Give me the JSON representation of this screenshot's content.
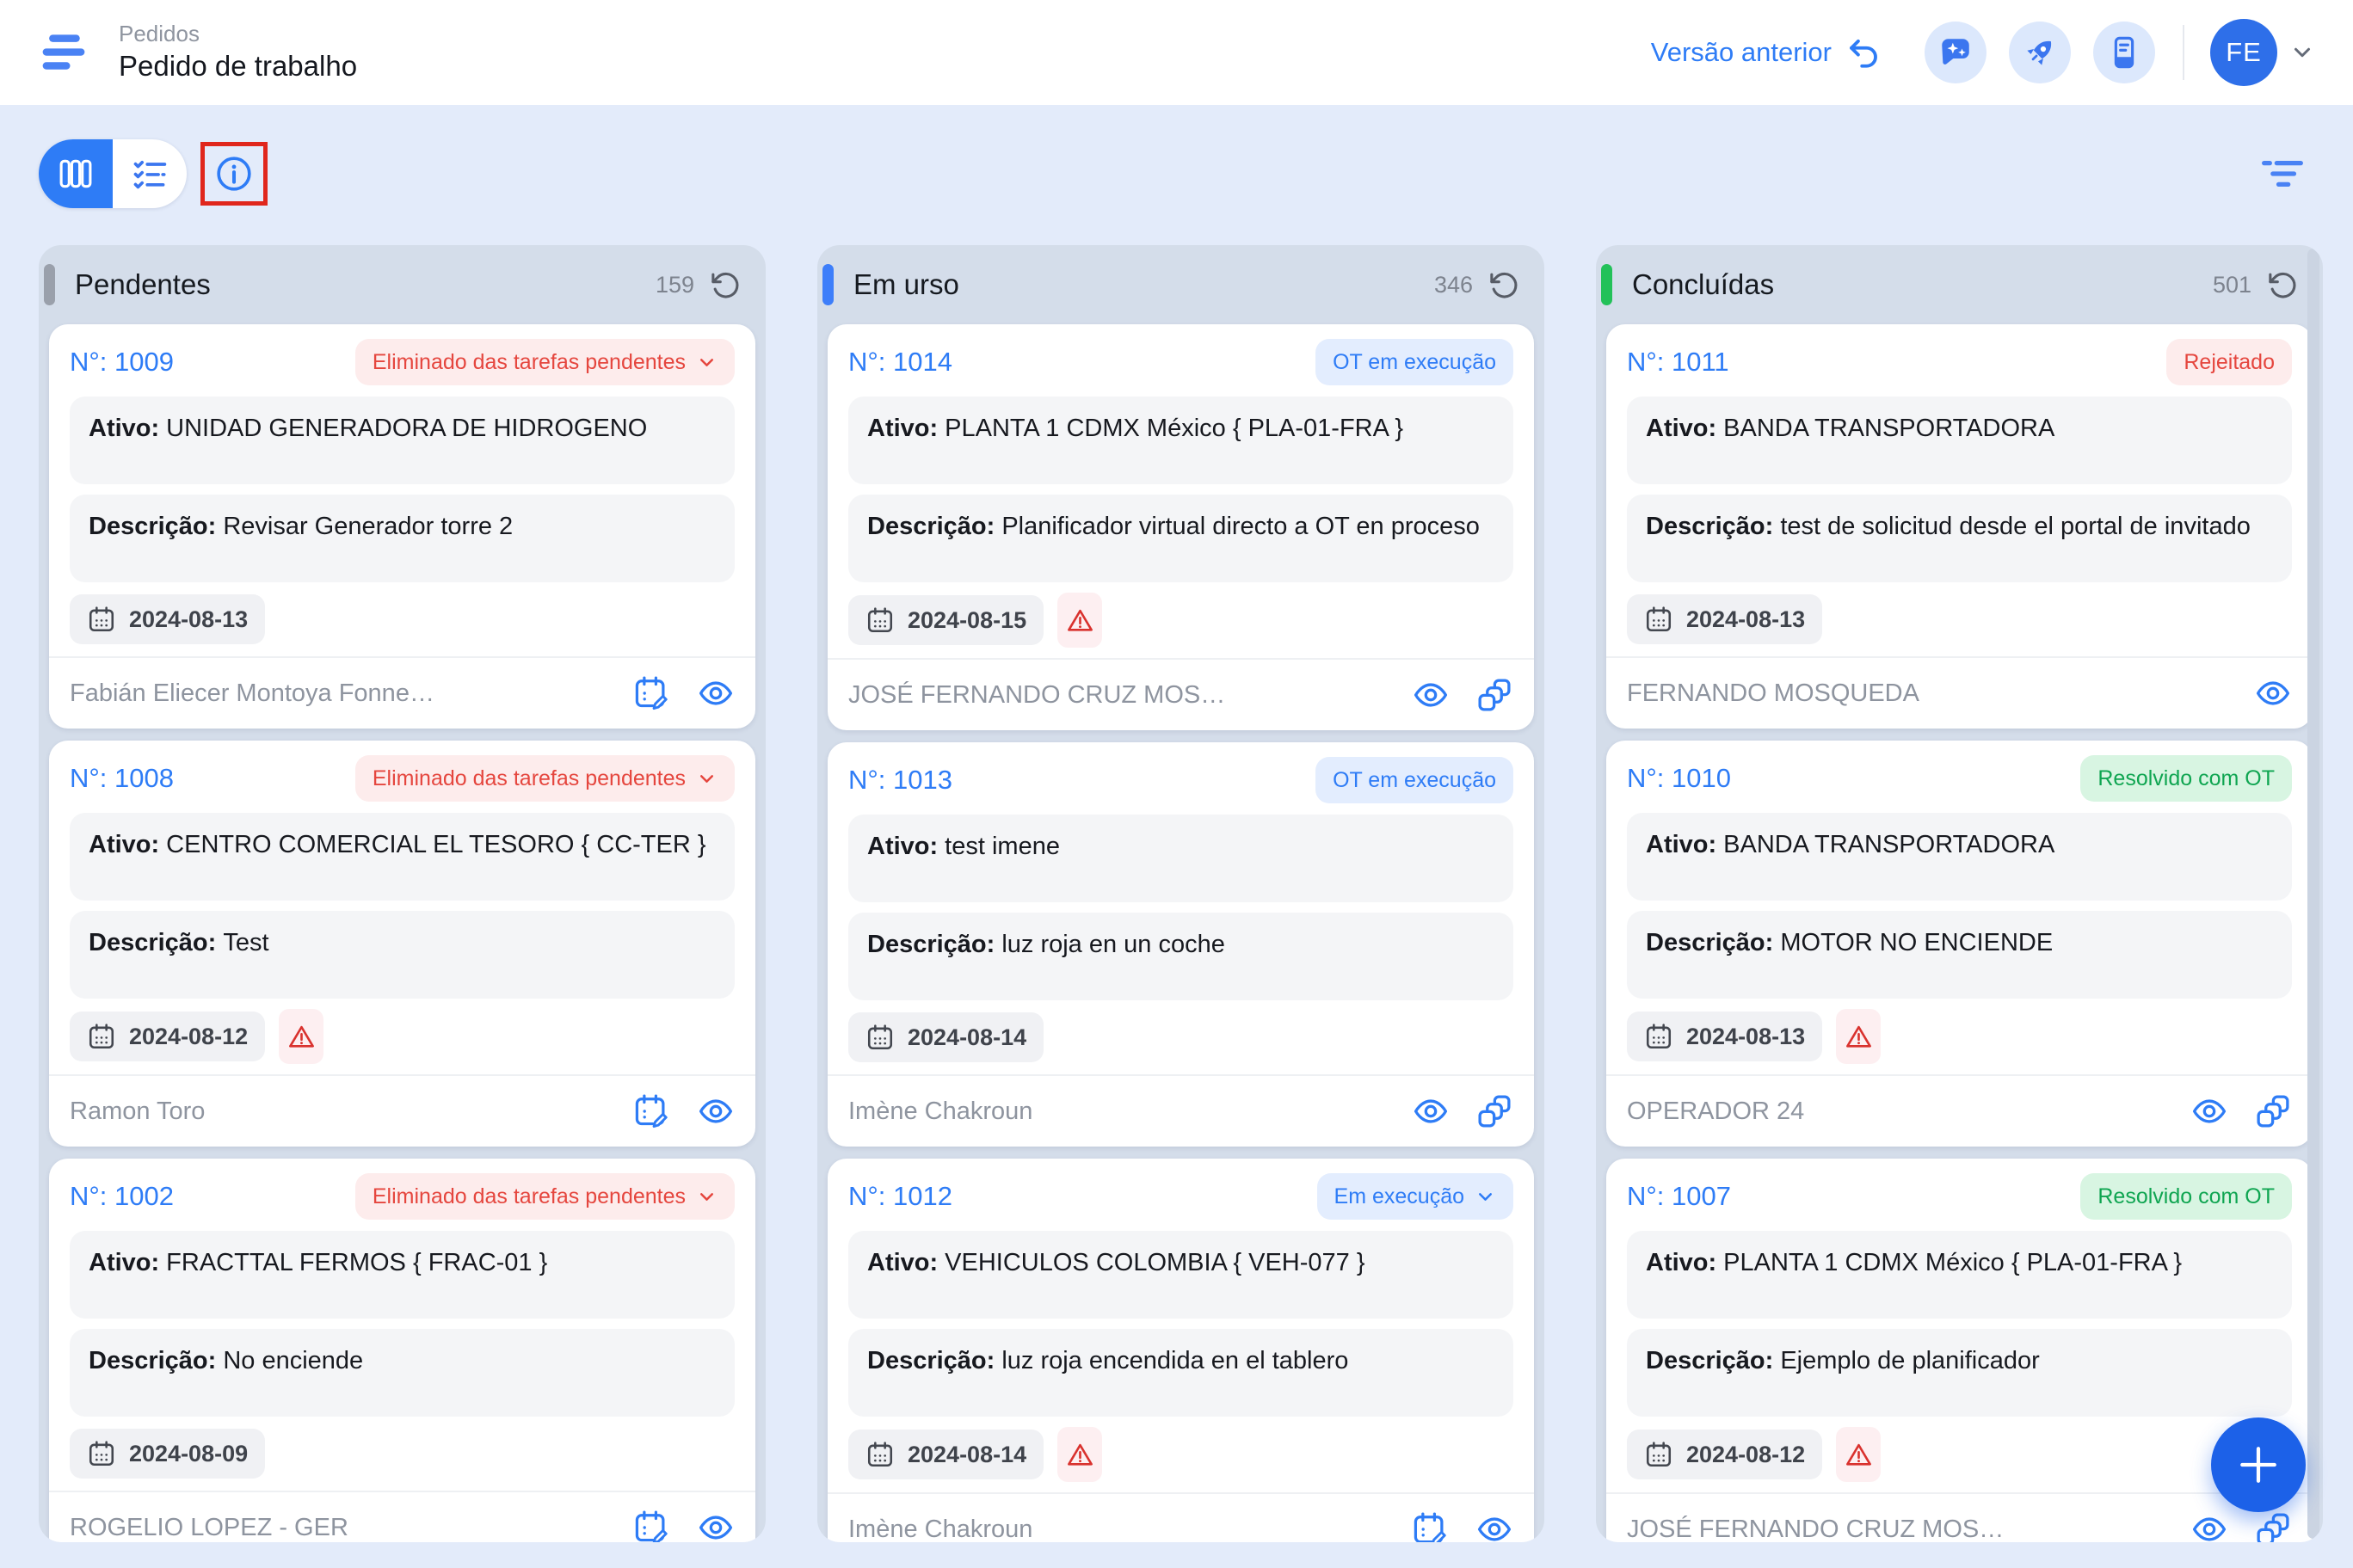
{
  "header": {
    "breadcrumb": "Pedidos",
    "title": "Pedido de trabalho",
    "previous_version": "Versão anterior",
    "avatar_initials": "FE"
  },
  "labels": {
    "asset": "Ativo:",
    "description": "Descrição:"
  },
  "fab": {
    "label": "+"
  },
  "colors": {
    "accent_blue": "#2e7cf6",
    "fab_blue": "#1c61e8",
    "column_bg": "#d4ddea",
    "page_bg": "#e3ebfa",
    "badge_red_text": "#e5463e",
    "badge_red_bg": "#fdecec",
    "badge_blue_text": "#2e7cf6",
    "badge_blue_bg": "#e3edfe",
    "badge_green_text": "#0fa551",
    "badge_green_bg": "#d8f5e2",
    "annotation_box": "#e0261c",
    "pending_accent": "#9aa0ab",
    "in_progress_accent": "#3d7efa",
    "done_accent": "#23c159"
  },
  "columns": [
    {
      "title": "Pendentes",
      "count": "159",
      "accent_color": "#9aa0ab",
      "cards": [
        {
          "number": "N°: 1009",
          "badge": {
            "label": "Eliminado das tarefas pendentes",
            "type": "red",
            "has_chevron": true
          },
          "asset": "UNIDAD GENERADORA DE HIDROGENO",
          "description": "Revisar Generador torre 2",
          "date": "2024-08-13",
          "overdue": false,
          "assignee": "Fabián Eliecer Montoya Fonne…",
          "footer_icons": [
            "calendar-edit",
            "eye"
          ]
        },
        {
          "number": "N°: 1008",
          "badge": {
            "label": "Eliminado das tarefas pendentes",
            "type": "red",
            "has_chevron": true
          },
          "asset": "CENTRO COMERCIAL EL TESORO  { CC-TER }",
          "description": "Test",
          "date": "2024-08-12",
          "overdue": true,
          "assignee": "Ramon Toro",
          "footer_icons": [
            "calendar-edit",
            "eye"
          ]
        },
        {
          "number": "N°: 1002",
          "badge": {
            "label": "Eliminado das tarefas pendentes",
            "type": "red",
            "has_chevron": true
          },
          "asset": "FRACTTAL FERMOS  { FRAC-01 }",
          "description": "No enciende",
          "date": "2024-08-09",
          "overdue": false,
          "assignee": "ROGELIO LOPEZ - GER",
          "footer_icons": [
            "calendar-edit",
            "eye"
          ]
        }
      ]
    },
    {
      "title": "Em urso",
      "count": "346",
      "accent_color": "#3d7efa",
      "cards": [
        {
          "number": "N°: 1014",
          "badge": {
            "label": "OT em execução",
            "type": "blue",
            "has_chevron": false
          },
          "asset": "PLANTA 1 CDMX México { PLA-01-FRA }",
          "description": "Planificador virtual directo a OT en proceso",
          "date": "2024-08-15",
          "overdue": true,
          "assignee": "JOSÉ FERNANDO CRUZ MOS…",
          "footer_icons": [
            "eye",
            "link"
          ]
        },
        {
          "number": "N°: 1013",
          "badge": {
            "label": "OT em execução",
            "type": "blue",
            "has_chevron": false
          },
          "asset": "test imene",
          "description": "luz roja en un coche",
          "date": "2024-08-14",
          "overdue": false,
          "assignee": "Imène Chakroun",
          "footer_icons": [
            "eye",
            "link"
          ]
        },
        {
          "number": "N°: 1012",
          "badge": {
            "label": "Em execução",
            "type": "blue",
            "has_chevron": true
          },
          "asset": "VEHICULOS  COLOMBIA { VEH-077 }",
          "description": "luz roja encendida en el tablero",
          "date": "2024-08-14",
          "overdue": true,
          "assignee": "Imène Chakroun",
          "footer_icons": [
            "calendar-edit",
            "eye"
          ]
        }
      ]
    },
    {
      "title": "Concluídas",
      "count": "501",
      "accent_color": "#23c159",
      "cards": [
        {
          "number": "N°: 1011",
          "badge": {
            "label": "Rejeitado",
            "type": "red",
            "has_chevron": false
          },
          "asset": "BANDA TRANSPORTADORA",
          "description": "test de solicitud desde el portal de invitado",
          "date": "2024-08-13",
          "overdue": false,
          "assignee": "FERNANDO MOSQUEDA",
          "footer_icons": [
            "eye"
          ]
        },
        {
          "number": "N°: 1010",
          "badge": {
            "label": "Resolvido com OT",
            "type": "green",
            "has_chevron": false
          },
          "asset": "BANDA TRANSPORTADORA",
          "description": "MOTOR NO ENCIENDE",
          "date": "2024-08-13",
          "overdue": true,
          "assignee": "OPERADOR 24",
          "footer_icons": [
            "eye",
            "link"
          ]
        },
        {
          "number": "N°: 1007",
          "badge": {
            "label": "Resolvido com OT",
            "type": "green",
            "has_chevron": false
          },
          "asset": "PLANTA 1 CDMX México { PLA-01-FRA }",
          "description": "Ejemplo de planificador",
          "date": "2024-08-12",
          "overdue": true,
          "assignee": "JOSÉ FERNANDO CRUZ MOS…",
          "footer_icons": [
            "eye",
            "link"
          ]
        }
      ]
    }
  ]
}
* * * *
Copy all the records above exactly, but leave out the pictures.

» **EXERCISE RESPONSE**:
Give me the JSON representation of this screenshot's content.
{
  "header": {
    "breadcrumb": "Pedidos",
    "title": "Pedido de trabalho",
    "previous_version": "Versão anterior",
    "avatar_initials": "FE"
  },
  "labels": {
    "asset": "Ativo:",
    "description": "Descrição:"
  },
  "fab": {
    "label": "+"
  },
  "colors": {
    "accent_blue": "#2e7cf6",
    "fab_blue": "#1c61e8",
    "column_bg": "#d4ddea",
    "page_bg": "#e3ebfa",
    "badge_red_text": "#e5463e",
    "badge_red_bg": "#fdecec",
    "badge_blue_text": "#2e7cf6",
    "badge_blue_bg": "#e3edfe",
    "badge_green_text": "#0fa551",
    "badge_green_bg": "#d8f5e2",
    "annotation_box": "#e0261c",
    "pending_accent": "#9aa0ab",
    "in_progress_accent": "#3d7efa",
    "done_accent": "#23c159"
  },
  "columns": [
    {
      "title": "Pendentes",
      "count": "159",
      "accent_color": "#9aa0ab",
      "cards": [
        {
          "number": "N°: 1009",
          "badge": {
            "label": "Eliminado das tarefas pendentes",
            "type": "red",
            "has_chevron": true
          },
          "asset": "UNIDAD GENERADORA DE HIDROGENO",
          "description": "Revisar Generador torre 2",
          "date": "2024-08-13",
          "overdue": false,
          "assignee": "Fabián Eliecer Montoya Fonne…",
          "footer_icons": [
            "calendar-edit",
            "eye"
          ]
        },
        {
          "number": "N°: 1008",
          "badge": {
            "label": "Eliminado das tarefas pendentes",
            "type": "red",
            "has_chevron": true
          },
          "asset": "CENTRO COMERCIAL EL TESORO  { CC-TER }",
          "description": "Test",
          "date": "2024-08-12",
          "overdue": true,
          "assignee": "Ramon Toro",
          "footer_icons": [
            "calendar-edit",
            "eye"
          ]
        },
        {
          "number": "N°: 1002",
          "badge": {
            "label": "Eliminado das tarefas pendentes",
            "type": "red",
            "has_chevron": true
          },
          "asset": "FRACTTAL FERMOS  { FRAC-01 }",
          "description": "No enciende",
          "date": "2024-08-09",
          "overdue": false,
          "assignee": "ROGELIO LOPEZ - GER",
          "footer_icons": [
            "calendar-edit",
            "eye"
          ]
        }
      ]
    },
    {
      "title": "Em urso",
      "count": "346",
      "accent_color": "#3d7efa",
      "cards": [
        {
          "number": "N°: 1014",
          "badge": {
            "label": "OT em execução",
            "type": "blue",
            "has_chevron": false
          },
          "asset": "PLANTA 1 CDMX México { PLA-01-FRA }",
          "description": "Planificador virtual directo a OT en proceso",
          "date": "2024-08-15",
          "overdue": true,
          "assignee": "JOSÉ FERNANDO CRUZ MOS…",
          "footer_icons": [
            "eye",
            "link"
          ]
        },
        {
          "number": "N°: 1013",
          "badge": {
            "label": "OT em execução",
            "type": "blue",
            "has_chevron": false
          },
          "asset": "test imene",
          "description": "luz roja en un coche",
          "date": "2024-08-14",
          "overdue": false,
          "assignee": "Imène Chakroun",
          "footer_icons": [
            "eye",
            "link"
          ]
        },
        {
          "number": "N°: 1012",
          "badge": {
            "label": "Em execução",
            "type": "blue",
            "has_chevron": true
          },
          "asset": "VEHICULOS  COLOMBIA { VEH-077 }",
          "description": "luz roja encendida en el tablero",
          "date": "2024-08-14",
          "overdue": true,
          "assignee": "Imène Chakroun",
          "footer_icons": [
            "calendar-edit",
            "eye"
          ]
        }
      ]
    },
    {
      "title": "Concluídas",
      "count": "501",
      "accent_color": "#23c159",
      "cards": [
        {
          "number": "N°: 1011",
          "badge": {
            "label": "Rejeitado",
            "type": "red",
            "has_chevron": false
          },
          "asset": "BANDA TRANSPORTADORA",
          "description": "test de solicitud desde el portal de invitado",
          "date": "2024-08-13",
          "overdue": false,
          "assignee": "FERNANDO MOSQUEDA",
          "footer_icons": [
            "eye"
          ]
        },
        {
          "number": "N°: 1010",
          "badge": {
            "label": "Resolvido com OT",
            "type": "green",
            "has_chevron": false
          },
          "asset": "BANDA TRANSPORTADORA",
          "description": "MOTOR NO ENCIENDE",
          "date": "2024-08-13",
          "overdue": true,
          "assignee": "OPERADOR 24",
          "footer_icons": [
            "eye",
            "link"
          ]
        },
        {
          "number": "N°: 1007",
          "badge": {
            "label": "Resolvido com OT",
            "type": "green",
            "has_chevron": false
          },
          "asset": "PLANTA 1 CDMX México { PLA-01-FRA }",
          "description": "Ejemplo de planificador",
          "date": "2024-08-12",
          "overdue": true,
          "assignee": "JOSÉ FERNANDO CRUZ MOS…",
          "footer_icons": [
            "eye",
            "link"
          ]
        }
      ]
    }
  ]
}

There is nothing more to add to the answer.